Required task:
Produce an exact copy of all the data below, dropping every image.

Figure data in JSON:
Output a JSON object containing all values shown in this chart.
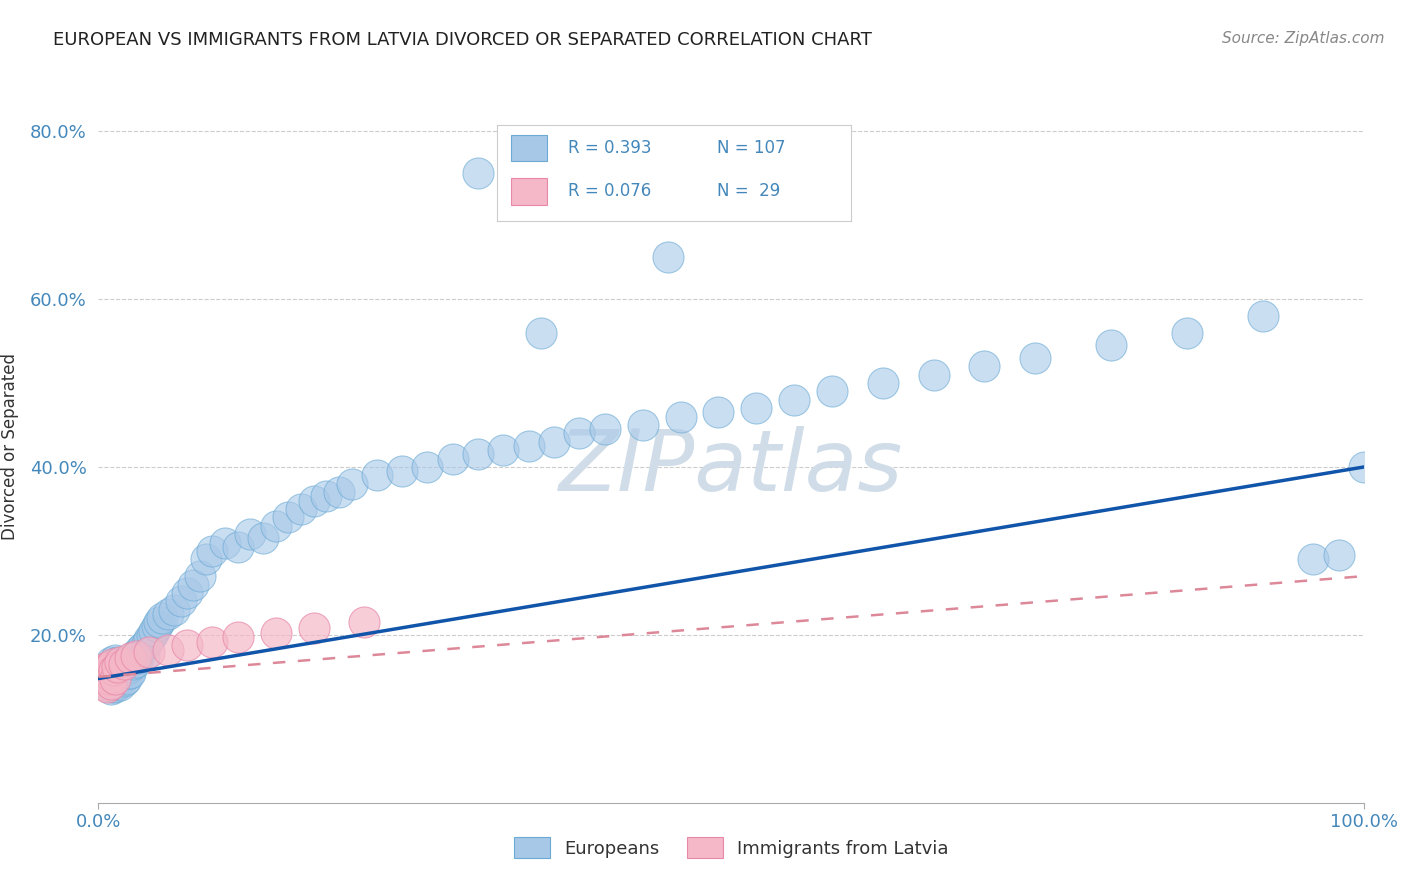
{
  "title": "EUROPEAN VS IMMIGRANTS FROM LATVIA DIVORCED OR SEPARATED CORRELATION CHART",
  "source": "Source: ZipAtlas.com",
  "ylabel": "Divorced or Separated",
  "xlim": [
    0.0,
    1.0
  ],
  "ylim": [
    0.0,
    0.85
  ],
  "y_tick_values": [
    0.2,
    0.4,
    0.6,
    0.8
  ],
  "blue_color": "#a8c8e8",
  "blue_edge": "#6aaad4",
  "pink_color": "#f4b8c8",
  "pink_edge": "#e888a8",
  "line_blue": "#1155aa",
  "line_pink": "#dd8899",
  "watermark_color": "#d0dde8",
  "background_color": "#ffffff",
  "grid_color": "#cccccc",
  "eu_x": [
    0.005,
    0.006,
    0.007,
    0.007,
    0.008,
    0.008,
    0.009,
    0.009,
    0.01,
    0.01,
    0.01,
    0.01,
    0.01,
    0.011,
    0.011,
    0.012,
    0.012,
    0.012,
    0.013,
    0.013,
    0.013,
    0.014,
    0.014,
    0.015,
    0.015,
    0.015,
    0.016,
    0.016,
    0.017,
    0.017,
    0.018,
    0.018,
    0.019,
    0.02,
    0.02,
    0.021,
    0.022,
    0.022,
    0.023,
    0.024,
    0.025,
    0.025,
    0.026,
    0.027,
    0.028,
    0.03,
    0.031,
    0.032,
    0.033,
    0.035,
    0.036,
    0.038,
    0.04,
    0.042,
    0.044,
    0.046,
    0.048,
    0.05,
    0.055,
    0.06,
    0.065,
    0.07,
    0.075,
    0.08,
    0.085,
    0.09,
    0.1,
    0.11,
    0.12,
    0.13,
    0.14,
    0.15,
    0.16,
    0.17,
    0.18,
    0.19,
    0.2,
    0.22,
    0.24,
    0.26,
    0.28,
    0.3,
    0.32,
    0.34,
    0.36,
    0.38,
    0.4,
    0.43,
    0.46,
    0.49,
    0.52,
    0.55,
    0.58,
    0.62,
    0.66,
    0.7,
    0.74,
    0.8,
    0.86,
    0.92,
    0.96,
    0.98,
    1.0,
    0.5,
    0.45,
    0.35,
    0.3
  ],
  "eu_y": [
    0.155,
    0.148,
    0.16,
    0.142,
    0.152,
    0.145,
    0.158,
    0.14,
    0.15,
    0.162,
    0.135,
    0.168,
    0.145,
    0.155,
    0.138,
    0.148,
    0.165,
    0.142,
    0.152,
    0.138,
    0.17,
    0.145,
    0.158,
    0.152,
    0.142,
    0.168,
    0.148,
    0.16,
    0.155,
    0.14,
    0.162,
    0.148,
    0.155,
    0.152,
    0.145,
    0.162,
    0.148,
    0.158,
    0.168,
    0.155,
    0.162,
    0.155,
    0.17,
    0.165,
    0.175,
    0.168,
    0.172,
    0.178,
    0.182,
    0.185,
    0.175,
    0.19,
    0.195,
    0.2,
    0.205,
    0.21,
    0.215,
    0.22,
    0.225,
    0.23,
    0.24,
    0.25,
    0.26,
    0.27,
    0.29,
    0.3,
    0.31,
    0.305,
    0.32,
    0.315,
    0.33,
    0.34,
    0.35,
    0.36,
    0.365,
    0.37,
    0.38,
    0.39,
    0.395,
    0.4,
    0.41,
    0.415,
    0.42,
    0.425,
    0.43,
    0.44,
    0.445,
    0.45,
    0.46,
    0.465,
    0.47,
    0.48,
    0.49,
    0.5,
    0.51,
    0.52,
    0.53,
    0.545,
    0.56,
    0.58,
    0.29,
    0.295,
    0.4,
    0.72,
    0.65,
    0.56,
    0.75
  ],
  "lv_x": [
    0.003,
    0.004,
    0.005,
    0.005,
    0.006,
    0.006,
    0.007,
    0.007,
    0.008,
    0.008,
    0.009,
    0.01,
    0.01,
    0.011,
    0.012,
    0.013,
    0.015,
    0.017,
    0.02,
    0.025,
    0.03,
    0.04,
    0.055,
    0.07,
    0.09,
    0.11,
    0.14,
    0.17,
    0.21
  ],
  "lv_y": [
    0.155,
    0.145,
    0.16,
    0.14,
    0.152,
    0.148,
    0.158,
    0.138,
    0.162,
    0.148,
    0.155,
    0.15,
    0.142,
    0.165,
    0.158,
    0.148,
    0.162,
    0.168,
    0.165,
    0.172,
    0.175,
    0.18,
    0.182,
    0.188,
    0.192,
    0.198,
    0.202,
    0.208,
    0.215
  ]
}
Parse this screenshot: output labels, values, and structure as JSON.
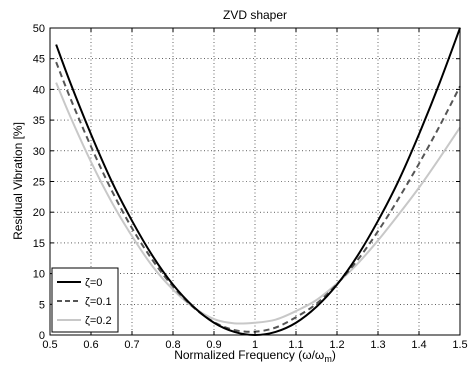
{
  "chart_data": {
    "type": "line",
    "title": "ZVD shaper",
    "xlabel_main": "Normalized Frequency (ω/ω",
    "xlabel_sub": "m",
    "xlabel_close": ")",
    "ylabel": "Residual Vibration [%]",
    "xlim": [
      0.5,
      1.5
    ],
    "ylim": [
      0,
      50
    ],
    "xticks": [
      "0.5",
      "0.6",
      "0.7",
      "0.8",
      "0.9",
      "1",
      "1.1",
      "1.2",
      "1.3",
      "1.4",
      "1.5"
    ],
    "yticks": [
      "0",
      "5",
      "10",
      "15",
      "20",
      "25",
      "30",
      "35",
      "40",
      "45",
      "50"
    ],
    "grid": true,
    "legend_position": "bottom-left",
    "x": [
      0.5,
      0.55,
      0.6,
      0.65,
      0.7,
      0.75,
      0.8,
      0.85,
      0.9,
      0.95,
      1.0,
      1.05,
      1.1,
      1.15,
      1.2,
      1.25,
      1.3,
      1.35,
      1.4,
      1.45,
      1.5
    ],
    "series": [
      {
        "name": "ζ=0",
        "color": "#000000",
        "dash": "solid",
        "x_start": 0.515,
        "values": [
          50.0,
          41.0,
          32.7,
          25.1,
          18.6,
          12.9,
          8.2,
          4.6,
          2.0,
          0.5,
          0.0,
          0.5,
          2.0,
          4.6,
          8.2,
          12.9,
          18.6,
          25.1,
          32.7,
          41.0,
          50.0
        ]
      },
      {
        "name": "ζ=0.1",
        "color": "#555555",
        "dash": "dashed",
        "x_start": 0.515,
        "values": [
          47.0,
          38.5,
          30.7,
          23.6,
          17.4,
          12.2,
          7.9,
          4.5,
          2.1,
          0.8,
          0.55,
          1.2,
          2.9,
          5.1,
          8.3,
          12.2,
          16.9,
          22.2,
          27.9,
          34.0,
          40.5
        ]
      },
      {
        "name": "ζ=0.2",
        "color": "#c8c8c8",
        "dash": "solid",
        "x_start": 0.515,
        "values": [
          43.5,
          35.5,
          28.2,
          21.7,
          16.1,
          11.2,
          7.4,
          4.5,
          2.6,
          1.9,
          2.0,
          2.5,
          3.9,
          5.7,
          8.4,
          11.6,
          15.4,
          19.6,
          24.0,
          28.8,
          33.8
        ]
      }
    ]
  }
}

Solution for this problem:
Output a JSON object containing all values shown in this chart.
{
  "title": "EUROPEAN VS IMMIGRANTS FROM LATVIA DIVORCED OR SEPARATED CORRELATION CHART",
  "source": "Source: ZipAtlas.com",
  "ylabel": "Divorced or Separated",
  "xlim": [
    0.0,
    1.0
  ],
  "ylim": [
    0.0,
    0.85
  ],
  "y_tick_values": [
    0.2,
    0.4,
    0.6,
    0.8
  ],
  "blue_color": "#a8c8e8",
  "blue_edge": "#6aaad4",
  "pink_color": "#f4b8c8",
  "pink_edge": "#e888a8",
  "line_blue": "#1155aa",
  "line_pink": "#dd8899",
  "watermark_color": "#d0dde8",
  "background_color": "#ffffff",
  "grid_color": "#cccccc",
  "eu_x": [
    0.005,
    0.006,
    0.007,
    0.007,
    0.008,
    0.008,
    0.009,
    0.009,
    0.01,
    0.01,
    0.01,
    0.01,
    0.01,
    0.011,
    0.011,
    0.012,
    0.012,
    0.012,
    0.013,
    0.013,
    0.013,
    0.014,
    0.014,
    0.015,
    0.015,
    0.015,
    0.016,
    0.016,
    0.017,
    0.017,
    0.018,
    0.018,
    0.019,
    0.02,
    0.02,
    0.021,
    0.022,
    0.022,
    0.023,
    0.024,
    0.025,
    0.025,
    0.026,
    0.027,
    0.028,
    0.03,
    0.031,
    0.032,
    0.033,
    0.035,
    0.036,
    0.038,
    0.04,
    0.042,
    0.044,
    0.046,
    0.048,
    0.05,
    0.055,
    0.06,
    0.065,
    0.07,
    0.075,
    0.08,
    0.085,
    0.09,
    0.1,
    0.11,
    0.12,
    0.13,
    0.14,
    0.15,
    0.16,
    0.17,
    0.18,
    0.19,
    0.2,
    0.22,
    0.24,
    0.26,
    0.28,
    0.3,
    0.32,
    0.34,
    0.36,
    0.38,
    0.4,
    0.43,
    0.46,
    0.49,
    0.52,
    0.55,
    0.58,
    0.62,
    0.66,
    0.7,
    0.74,
    0.8,
    0.86,
    0.92,
    0.96,
    0.98,
    1.0,
    0.5,
    0.45,
    0.35,
    0.3
  ],
  "eu_y": [
    0.155,
    0.148,
    0.16,
    0.142,
    0.152,
    0.145,
    0.158,
    0.14,
    0.15,
    0.162,
    0.135,
    0.168,
    0.145,
    0.155,
    0.138,
    0.148,
    0.165,
    0.142,
    0.152,
    0.138,
    0.17,
    0.145,
    0.158,
    0.152,
    0.142,
    0.168,
    0.148,
    0.16,
    0.155,
    0.14,
    0.162,
    0.148,
    0.155,
    0.152,
    0.145,
    0.162,
    0.148,
    0.158,
    0.168,
    0.155,
    0.162,
    0.155,
    0.17,
    0.165,
    0.175,
    0.168,
    0.172,
    0.178,
    0.182,
    0.185,
    0.175,
    0.19,
    0.195,
    0.2,
    0.205,
    0.21,
    0.215,
    0.22,
    0.225,
    0.23,
    0.24,
    0.25,
    0.26,
    0.27,
    0.29,
    0.3,
    0.31,
    0.305,
    0.32,
    0.315,
    0.33,
    0.34,
    0.35,
    0.36,
    0.365,
    0.37,
    0.38,
    0.39,
    0.395,
    0.4,
    0.41,
    0.415,
    0.42,
    0.425,
    0.43,
    0.44,
    0.445,
    0.45,
    0.46,
    0.465,
    0.47,
    0.48,
    0.49,
    0.5,
    0.51,
    0.52,
    0.53,
    0.545,
    0.56,
    0.58,
    0.29,
    0.295,
    0.4,
    0.72,
    0.65,
    0.56,
    0.75
  ],
  "lv_x": [
    0.003,
    0.004,
    0.005,
    0.005,
    0.006,
    0.006,
    0.007,
    0.007,
    0.008,
    0.008,
    0.009,
    0.01,
    0.01,
    0.011,
    0.012,
    0.013,
    0.015,
    0.017,
    0.02,
    0.025,
    0.03,
    0.04,
    0.055,
    0.07,
    0.09,
    0.11,
    0.14,
    0.17,
    0.21
  ],
  "lv_y": [
    0.155,
    0.145,
    0.16,
    0.14,
    0.152,
    0.148,
    0.158,
    0.138,
    0.162,
    0.148,
    0.155,
    0.15,
    0.142,
    0.165,
    0.158,
    0.148,
    0.162,
    0.168,
    0.165,
    0.172,
    0.175,
    0.18,
    0.182,
    0.188,
    0.192,
    0.198,
    0.202,
    0.208,
    0.215
  ]
}
Parse this screenshot: output labels, values, and structure as JSON.
{
  "chart_data": {
    "type": "line",
    "title": "ZVD shaper",
    "xlabel_main": "Normalized Frequency (ω/ω",
    "xlabel_sub": "m",
    "xlabel_close": ")",
    "ylabel": "Residual Vibration [%]",
    "xlim": [
      0.5,
      1.5
    ],
    "ylim": [
      0,
      50
    ],
    "xticks": [
      "0.5",
      "0.6",
      "0.7",
      "0.8",
      "0.9",
      "1",
      "1.1",
      "1.2",
      "1.3",
      "1.4",
      "1.5"
    ],
    "yticks": [
      "0",
      "5",
      "10",
      "15",
      "20",
      "25",
      "30",
      "35",
      "40",
      "45",
      "50"
    ],
    "grid": true,
    "legend_position": "bottom-left",
    "x": [
      0.5,
      0.55,
      0.6,
      0.65,
      0.7,
      0.75,
      0.8,
      0.85,
      0.9,
      0.95,
      1.0,
      1.05,
      1.1,
      1.15,
      1.2,
      1.25,
      1.3,
      1.35,
      1.4,
      1.45,
      1.5
    ],
    "series": [
      {
        "name": "ζ=0",
        "color": "#000000",
        "dash": "solid",
        "x_start": 0.515,
        "values": [
          50.0,
          41.0,
          32.7,
          25.1,
          18.6,
          12.9,
          8.2,
          4.6,
          2.0,
          0.5,
          0.0,
          0.5,
          2.0,
          4.6,
          8.2,
          12.9,
          18.6,
          25.1,
          32.7,
          41.0,
          50.0
        ]
      },
      {
        "name": "ζ=0.1",
        "color": "#555555",
        "dash": "dashed",
        "x_start": 0.515,
        "values": [
          47.0,
          38.5,
          30.7,
          23.6,
          17.4,
          12.2,
          7.9,
          4.5,
          2.1,
          0.8,
          0.55,
          1.2,
          2.9,
          5.1,
          8.3,
          12.2,
          16.9,
          22.2,
          27.9,
          34.0,
          40.5
        ]
      },
      {
        "name": "ζ=0.2",
        "color": "#c8c8c8",
        "dash": "solid",
        "x_start": 0.515,
        "values": [
          43.5,
          35.5,
          28.2,
          21.7,
          16.1,
          11.2,
          7.4,
          4.5,
          2.6,
          1.9,
          2.0,
          2.5,
          3.9,
          5.7,
          8.4,
          11.6,
          15.4,
          19.6,
          24.0,
          28.8,
          33.8
        ]
      }
    ]
  }
}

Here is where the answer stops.